Exercise brief.
Report how many lines in the records hold the string "screenshot"; give the number and nothing else.

Data excerpts.
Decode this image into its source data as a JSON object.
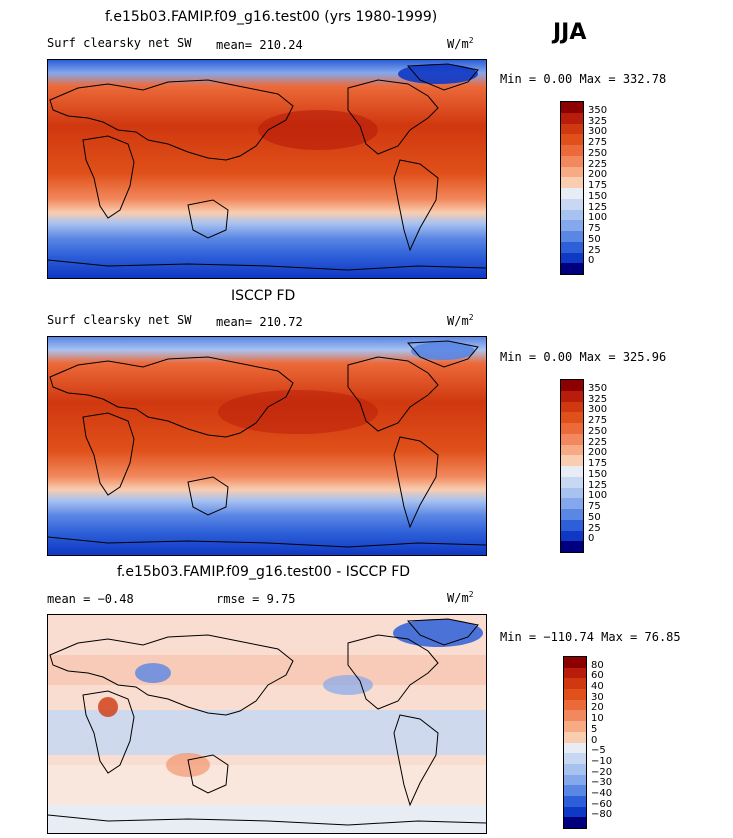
{
  "season": "JJA",
  "panels": [
    {
      "title": "f.e15b03.FAMIP.f09_g16.test00 (yrs 1980-1999)",
      "variable": "Surf clearsky net SW",
      "stat1": "mean= 210.24",
      "stat2": "",
      "units": "W/m",
      "units_sup": "2",
      "minmax": "Min =   0.00 Max = 332.78"
    },
    {
      "title": "ISCCP FD",
      "variable": "Surf clearsky net SW",
      "stat1": "mean= 210.72",
      "stat2": "",
      "units": "W/m",
      "units_sup": "2",
      "minmax": "Min =   0.00 Max = 325.96"
    },
    {
      "title": "f.e15b03.FAMIP.f09_g16.test00 - ISCCP FD",
      "variable": "",
      "stat1": "mean =  −0.48",
      "stat2": "rmse =   9.75",
      "units": "W/m",
      "units_sup": "2",
      "minmax": "Min = −110.74 Max =  76.85"
    }
  ],
  "chart_data": [
    {
      "type": "heatmap",
      "title": "f.e15b03.FAMIP.f09_g16.test00 (yrs 1980-1999)",
      "variable": "Surf clearsky net SW",
      "units": "W/m2",
      "mean": 210.24,
      "min": 0.0,
      "max": 332.78,
      "colorbar_levels": [
        350,
        325,
        300,
        275,
        250,
        225,
        200,
        175,
        150,
        125,
        100,
        75,
        50,
        25,
        0
      ],
      "colorbar_colors": [
        "#8b0000",
        "#b81c0a",
        "#d0380f",
        "#e0501a",
        "#ec6a3a",
        "#f2895e",
        "#f6ab85",
        "#f9cdb0",
        "#e8ecf4",
        "#c8d8f2",
        "#a8c2f0",
        "#85a8ec",
        "#5a86e4",
        "#2d5fd8",
        "#0f38c4",
        "#00007e"
      ]
    },
    {
      "type": "heatmap",
      "title": "ISCCP FD",
      "variable": "Surf clearsky net SW",
      "units": "W/m2",
      "mean": 210.72,
      "min": 0.0,
      "max": 325.96,
      "colorbar_levels": [
        350,
        325,
        300,
        275,
        250,
        225,
        200,
        175,
        150,
        125,
        100,
        75,
        50,
        25,
        0
      ],
      "colorbar_colors": [
        "#8b0000",
        "#b81c0a",
        "#d0380f",
        "#e0501a",
        "#ec6a3a",
        "#f2895e",
        "#f6ab85",
        "#f9cdb0",
        "#e8ecf4",
        "#c8d8f2",
        "#a8c2f0",
        "#85a8ec",
        "#5a86e4",
        "#2d5fd8",
        "#0f38c4",
        "#00007e"
      ]
    },
    {
      "type": "heatmap",
      "title": "f.e15b03.FAMIP.f09_g16.test00 - ISCCP FD",
      "units": "W/m2",
      "mean": -0.48,
      "rmse": 9.75,
      "min": -110.74,
      "max": 76.85,
      "colorbar_levels": [
        80,
        60,
        40,
        30,
        20,
        10,
        5,
        0,
        -5,
        -10,
        -20,
        -30,
        -40,
        -60,
        -80
      ],
      "colorbar_colors": [
        "#8b0000",
        "#b81c0a",
        "#d0380f",
        "#e0501a",
        "#ec6a3a",
        "#f2895e",
        "#f6ab85",
        "#f9cdb0",
        "#e8ecf4",
        "#c8d8f2",
        "#a8c2f0",
        "#85a8ec",
        "#5a86e4",
        "#2d5fd8",
        "#0f38c4",
        "#00007e"
      ]
    }
  ]
}
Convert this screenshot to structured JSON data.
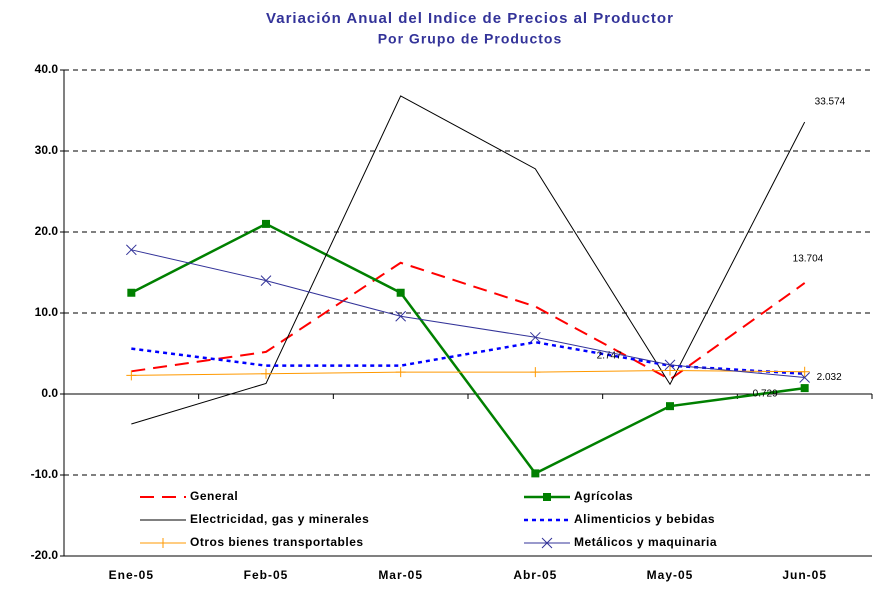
{
  "chart_data": {
    "type": "line",
    "title": "Variación Anual del Indice de Precios al Productor",
    "subtitle": "Por Grupo de Productos",
    "categories": [
      "Ene-05",
      "Feb-05",
      "Mar-05",
      "Abr-05",
      "May-05",
      "Jun-05"
    ],
    "ylim": [
      -20,
      40
    ],
    "yticks": [
      {
        "value": -20,
        "label": "-20.0"
      },
      {
        "value": -10,
        "label": "-10.0"
      },
      {
        "value": 0,
        "label": "0.0"
      },
      {
        "value": 10,
        "label": "10.0"
      },
      {
        "value": 20,
        "label": "20.0"
      },
      {
        "value": 30,
        "label": "30.0"
      },
      {
        "value": 40,
        "label": "40.0"
      }
    ],
    "grid": true,
    "series": [
      {
        "name": "General",
        "color": "#ff0000",
        "dash": "14 8",
        "marker": "none",
        "width": 2,
        "values": [
          2.8,
          5.2,
          16.2,
          10.8,
          1.8,
          13.704
        ],
        "value_labels": [
          null,
          null,
          null,
          null,
          null,
          "13.704"
        ]
      },
      {
        "name": "Agrícolas",
        "color": "#008000",
        "dash": "none",
        "marker": "square",
        "width": 2.5,
        "values": [
          12.5,
          21.0,
          12.5,
          -9.8,
          -1.5,
          0.729
        ],
        "value_labels": [
          null,
          null,
          null,
          null,
          null,
          "0.729"
        ]
      },
      {
        "name": "Electricidad, gas y minerales",
        "color": "#000000",
        "dash": "none",
        "marker": "none",
        "width": 1,
        "values": [
          -3.7,
          1.3,
          36.8,
          27.8,
          1.2,
          33.574
        ],
        "value_labels": [
          null,
          null,
          null,
          null,
          null,
          "33.574"
        ]
      },
      {
        "name": "Alimenticios y bebidas",
        "color": "#0000ff",
        "dash": "4 4",
        "marker": "none",
        "width": 2.5,
        "values": [
          5.6,
          3.5,
          3.5,
          6.4,
          3.5,
          2.5
        ]
      },
      {
        "name": "Otros bienes transportables",
        "color": "#ff9900",
        "dash": "none",
        "marker": "plus",
        "width": 1,
        "values": [
          2.3,
          2.5,
          2.7,
          2.7,
          2.9,
          2.747
        ],
        "value_labels": [
          null,
          null,
          null,
          null,
          null,
          "2.747"
        ]
      },
      {
        "name": "Metálicos y maquinaria",
        "color": "#333399",
        "dash": "none",
        "marker": "x",
        "width": 1,
        "values": [
          17.8,
          14.0,
          9.6,
          7.0,
          3.6,
          2.032
        ],
        "value_labels": [
          null,
          null,
          null,
          null,
          null,
          "2.032"
        ]
      }
    ]
  }
}
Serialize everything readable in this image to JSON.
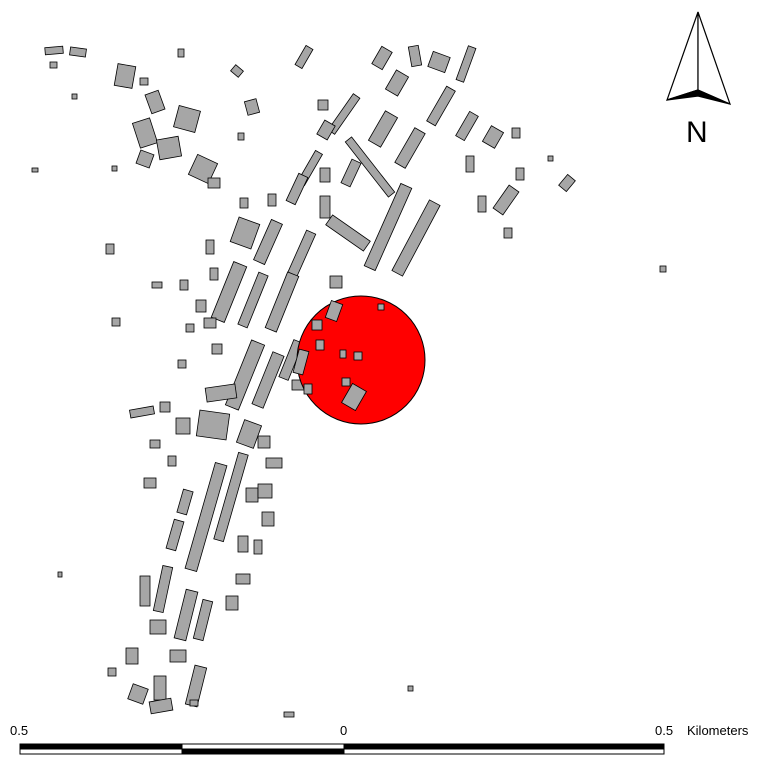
{
  "map": {
    "building_fill": "#a6a6a6",
    "outline_color": "#000000",
    "buffer_color": "#ff0000",
    "highlight_building_fill": "#c8a878"
  },
  "north_arrow": {
    "letter": "N",
    "icon": "north-arrow-icon"
  },
  "scale_bar": {
    "left_label": "0.5",
    "center_label": "0",
    "right_label": "0.5",
    "units": "Kilometers"
  }
}
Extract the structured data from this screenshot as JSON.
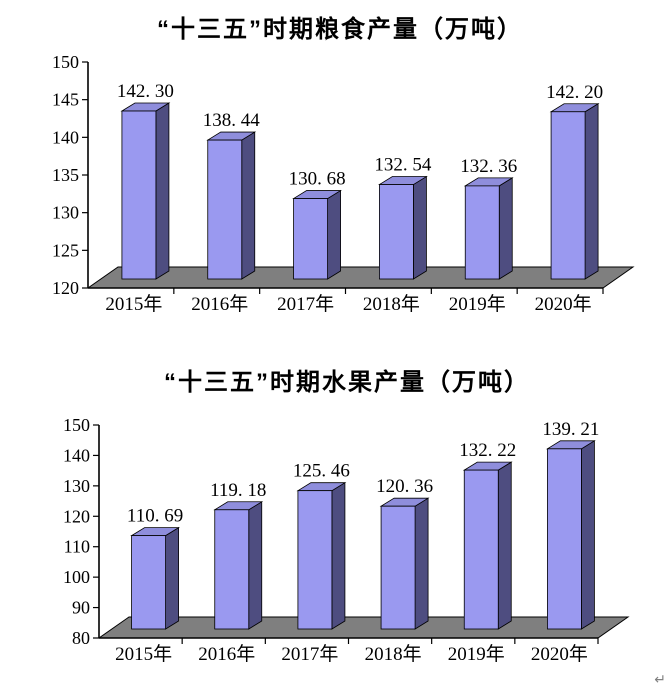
{
  "page": {
    "background": "#FFFFFF",
    "paragraph_mark": "↵"
  },
  "chart_data": [
    {
      "type": "bar",
      "variant": "3d-column",
      "id": "grain-chart",
      "title": "“十三五”时期粮食产量（万吨）",
      "categories": [
        "2015年",
        "2016年",
        "2017年",
        "2018年",
        "2019年",
        "2020年"
      ],
      "values": [
        142.3,
        138.44,
        130.68,
        132.54,
        132.36,
        142.2
      ],
      "data_labels": [
        "142. 30",
        "138. 44",
        "130. 68",
        "132. 54",
        "132. 36",
        "142. 20"
      ],
      "xlabel": "",
      "ylabel": "",
      "ylim": [
        120,
        150
      ],
      "ytick_step": 5,
      "ytick_labels": [
        "120",
        "125",
        "130",
        "135",
        "140",
        "145",
        "150"
      ],
      "grid": false,
      "legend": "none",
      "colors": {
        "bar_front": "#9A99F0",
        "bar_top": "#8F8EDC",
        "bar_side": "#4E4D80",
        "floor": "#7F7F7F",
        "outline": "#000000",
        "text": "#000000"
      }
    },
    {
      "type": "bar",
      "variant": "3d-column",
      "id": "fruit-chart",
      "title": "“十三五”时期水果产量（万吨）",
      "categories": [
        "2015年",
        "2016年",
        "2017年",
        "2018年",
        "2019年",
        "2020年"
      ],
      "values": [
        110.69,
        119.18,
        125.46,
        120.36,
        132.22,
        139.21
      ],
      "data_labels": [
        "110. 69",
        "119. 18",
        "125. 46",
        "120. 36",
        "132. 22",
        "139. 21"
      ],
      "xlabel": "",
      "ylabel": "",
      "ylim": [
        80,
        150
      ],
      "ytick_step": 10,
      "ytick_labels": [
        "80",
        "90",
        "100",
        "110",
        "120",
        "130",
        "140",
        "150"
      ],
      "grid": false,
      "legend": "none",
      "colors": {
        "bar_front": "#9A99F0",
        "bar_top": "#8F8EDC",
        "bar_side": "#4E4D80",
        "floor": "#7F7F7F",
        "outline": "#000000",
        "text": "#000000"
      }
    }
  ]
}
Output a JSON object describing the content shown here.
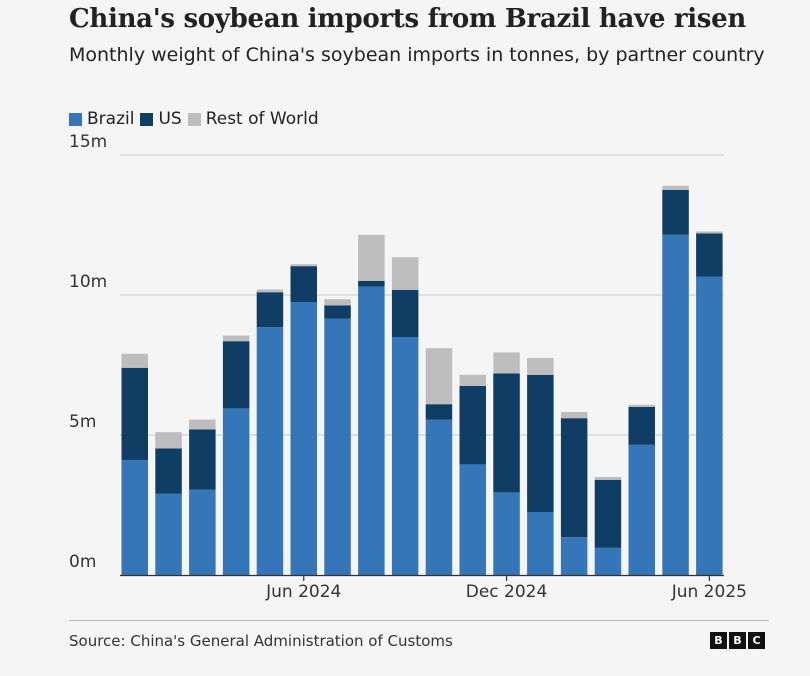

Result of this exercise.
2